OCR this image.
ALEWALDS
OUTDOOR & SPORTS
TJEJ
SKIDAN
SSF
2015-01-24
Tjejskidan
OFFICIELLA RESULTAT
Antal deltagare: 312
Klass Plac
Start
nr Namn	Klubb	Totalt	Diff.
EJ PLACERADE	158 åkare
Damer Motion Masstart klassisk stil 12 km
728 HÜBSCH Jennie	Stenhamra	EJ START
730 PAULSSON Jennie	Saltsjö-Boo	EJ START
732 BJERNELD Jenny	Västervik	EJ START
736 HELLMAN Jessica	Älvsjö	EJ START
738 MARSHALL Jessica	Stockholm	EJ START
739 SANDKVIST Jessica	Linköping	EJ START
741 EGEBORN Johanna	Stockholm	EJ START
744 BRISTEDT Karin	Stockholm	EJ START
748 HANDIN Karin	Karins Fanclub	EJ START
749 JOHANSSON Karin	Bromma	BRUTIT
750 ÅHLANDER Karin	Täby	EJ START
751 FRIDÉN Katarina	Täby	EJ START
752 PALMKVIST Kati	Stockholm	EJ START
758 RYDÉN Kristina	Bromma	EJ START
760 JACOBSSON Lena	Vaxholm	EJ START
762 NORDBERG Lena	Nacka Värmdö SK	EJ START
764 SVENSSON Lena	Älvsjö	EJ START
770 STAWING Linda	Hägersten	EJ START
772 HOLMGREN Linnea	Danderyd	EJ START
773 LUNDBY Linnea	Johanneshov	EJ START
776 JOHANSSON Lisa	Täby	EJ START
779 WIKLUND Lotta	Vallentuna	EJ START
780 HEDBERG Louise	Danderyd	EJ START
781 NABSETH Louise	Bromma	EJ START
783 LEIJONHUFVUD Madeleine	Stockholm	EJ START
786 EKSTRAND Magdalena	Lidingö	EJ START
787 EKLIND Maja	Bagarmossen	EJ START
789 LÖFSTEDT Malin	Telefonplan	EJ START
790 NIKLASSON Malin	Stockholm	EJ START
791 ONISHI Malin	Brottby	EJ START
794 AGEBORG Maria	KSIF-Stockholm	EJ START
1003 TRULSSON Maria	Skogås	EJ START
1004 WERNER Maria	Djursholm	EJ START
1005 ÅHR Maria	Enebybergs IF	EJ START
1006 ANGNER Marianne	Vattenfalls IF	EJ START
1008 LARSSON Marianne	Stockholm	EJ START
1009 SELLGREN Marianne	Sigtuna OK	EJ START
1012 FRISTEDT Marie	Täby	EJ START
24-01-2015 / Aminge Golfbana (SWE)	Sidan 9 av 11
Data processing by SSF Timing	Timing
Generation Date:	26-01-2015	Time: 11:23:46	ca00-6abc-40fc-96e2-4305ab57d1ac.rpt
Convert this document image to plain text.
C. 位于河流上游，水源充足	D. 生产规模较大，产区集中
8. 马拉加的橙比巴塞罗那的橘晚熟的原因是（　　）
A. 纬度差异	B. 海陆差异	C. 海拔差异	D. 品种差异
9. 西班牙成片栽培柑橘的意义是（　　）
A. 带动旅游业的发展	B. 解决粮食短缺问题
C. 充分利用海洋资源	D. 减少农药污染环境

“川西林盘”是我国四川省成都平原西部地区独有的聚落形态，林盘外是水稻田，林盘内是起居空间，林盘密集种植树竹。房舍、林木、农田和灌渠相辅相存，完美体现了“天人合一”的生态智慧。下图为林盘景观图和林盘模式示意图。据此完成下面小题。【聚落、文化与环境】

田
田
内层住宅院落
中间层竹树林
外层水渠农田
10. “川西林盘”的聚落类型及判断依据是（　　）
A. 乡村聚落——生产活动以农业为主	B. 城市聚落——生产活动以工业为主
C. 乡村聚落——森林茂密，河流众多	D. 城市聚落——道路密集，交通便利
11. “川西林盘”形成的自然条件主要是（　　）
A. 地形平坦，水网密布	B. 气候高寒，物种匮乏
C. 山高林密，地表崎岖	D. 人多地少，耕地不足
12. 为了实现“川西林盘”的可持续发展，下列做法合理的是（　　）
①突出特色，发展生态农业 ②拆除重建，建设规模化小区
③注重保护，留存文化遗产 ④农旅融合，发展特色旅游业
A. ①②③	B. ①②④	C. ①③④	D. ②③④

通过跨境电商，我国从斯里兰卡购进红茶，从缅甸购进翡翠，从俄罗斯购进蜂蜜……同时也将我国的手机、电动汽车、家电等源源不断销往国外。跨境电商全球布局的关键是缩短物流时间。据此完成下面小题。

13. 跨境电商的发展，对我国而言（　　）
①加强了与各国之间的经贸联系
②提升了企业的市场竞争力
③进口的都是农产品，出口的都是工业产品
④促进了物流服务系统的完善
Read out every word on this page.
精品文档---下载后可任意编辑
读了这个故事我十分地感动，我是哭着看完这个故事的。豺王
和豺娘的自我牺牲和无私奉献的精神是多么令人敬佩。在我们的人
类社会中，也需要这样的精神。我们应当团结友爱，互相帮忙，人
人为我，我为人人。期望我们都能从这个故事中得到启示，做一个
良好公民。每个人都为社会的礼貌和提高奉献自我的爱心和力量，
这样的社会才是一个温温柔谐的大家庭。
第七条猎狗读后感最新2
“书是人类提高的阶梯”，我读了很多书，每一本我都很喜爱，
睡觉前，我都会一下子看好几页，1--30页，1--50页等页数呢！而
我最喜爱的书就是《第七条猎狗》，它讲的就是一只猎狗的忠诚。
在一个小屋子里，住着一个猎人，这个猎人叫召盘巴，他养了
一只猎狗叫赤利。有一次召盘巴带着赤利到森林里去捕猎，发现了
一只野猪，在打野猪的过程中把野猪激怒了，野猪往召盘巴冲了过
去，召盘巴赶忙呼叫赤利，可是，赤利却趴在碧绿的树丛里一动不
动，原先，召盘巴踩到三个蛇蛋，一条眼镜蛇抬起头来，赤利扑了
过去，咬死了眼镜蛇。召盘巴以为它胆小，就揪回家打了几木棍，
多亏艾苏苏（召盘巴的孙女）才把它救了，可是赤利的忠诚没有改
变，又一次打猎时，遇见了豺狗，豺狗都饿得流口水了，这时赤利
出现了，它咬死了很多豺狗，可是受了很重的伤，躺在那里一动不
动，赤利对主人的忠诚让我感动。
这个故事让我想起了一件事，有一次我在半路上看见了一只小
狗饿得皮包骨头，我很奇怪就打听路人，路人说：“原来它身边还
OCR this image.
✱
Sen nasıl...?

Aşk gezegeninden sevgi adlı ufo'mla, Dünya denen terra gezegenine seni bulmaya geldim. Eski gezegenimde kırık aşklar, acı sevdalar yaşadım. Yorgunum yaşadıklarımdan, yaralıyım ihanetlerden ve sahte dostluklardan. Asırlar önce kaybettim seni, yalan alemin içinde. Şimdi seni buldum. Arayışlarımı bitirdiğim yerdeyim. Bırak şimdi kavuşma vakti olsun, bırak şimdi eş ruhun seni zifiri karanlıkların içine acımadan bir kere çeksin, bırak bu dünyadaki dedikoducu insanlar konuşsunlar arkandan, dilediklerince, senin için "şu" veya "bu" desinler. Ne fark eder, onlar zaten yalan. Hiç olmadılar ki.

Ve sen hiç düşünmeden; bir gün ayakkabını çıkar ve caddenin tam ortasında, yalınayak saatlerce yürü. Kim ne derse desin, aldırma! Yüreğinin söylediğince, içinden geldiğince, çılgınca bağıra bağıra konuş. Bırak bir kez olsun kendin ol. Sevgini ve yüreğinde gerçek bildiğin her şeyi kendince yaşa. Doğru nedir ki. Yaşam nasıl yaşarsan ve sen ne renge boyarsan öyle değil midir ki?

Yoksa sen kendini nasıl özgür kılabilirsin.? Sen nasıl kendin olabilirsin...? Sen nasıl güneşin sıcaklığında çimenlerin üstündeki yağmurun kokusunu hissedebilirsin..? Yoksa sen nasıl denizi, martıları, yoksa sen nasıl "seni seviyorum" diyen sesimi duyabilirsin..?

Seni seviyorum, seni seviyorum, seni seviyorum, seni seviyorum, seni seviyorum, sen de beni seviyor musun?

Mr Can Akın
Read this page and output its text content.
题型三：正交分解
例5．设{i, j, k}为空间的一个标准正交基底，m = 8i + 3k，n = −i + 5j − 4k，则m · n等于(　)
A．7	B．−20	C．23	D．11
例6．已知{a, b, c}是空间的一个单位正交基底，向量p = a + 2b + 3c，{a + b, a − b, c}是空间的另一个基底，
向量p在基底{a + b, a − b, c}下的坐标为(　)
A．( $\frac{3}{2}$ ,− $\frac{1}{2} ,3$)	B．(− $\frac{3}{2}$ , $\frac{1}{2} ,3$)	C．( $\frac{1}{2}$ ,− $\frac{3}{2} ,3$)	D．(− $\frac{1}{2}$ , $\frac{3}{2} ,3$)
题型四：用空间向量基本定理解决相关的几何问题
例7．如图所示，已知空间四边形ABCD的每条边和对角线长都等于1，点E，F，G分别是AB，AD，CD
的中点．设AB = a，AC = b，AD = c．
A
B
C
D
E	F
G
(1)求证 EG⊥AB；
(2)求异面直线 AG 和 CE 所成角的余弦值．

━━━

Scan the lines for the string "Jessica". Pick out every line that has it.

# SOLVED EXERCISE:
736 HELLMAN Jessica	Älvsjö	EJ START
738 MARSHALL Jessica	Stockholm	EJ START
739 SANDKVIST Jessica	Linköping	EJ START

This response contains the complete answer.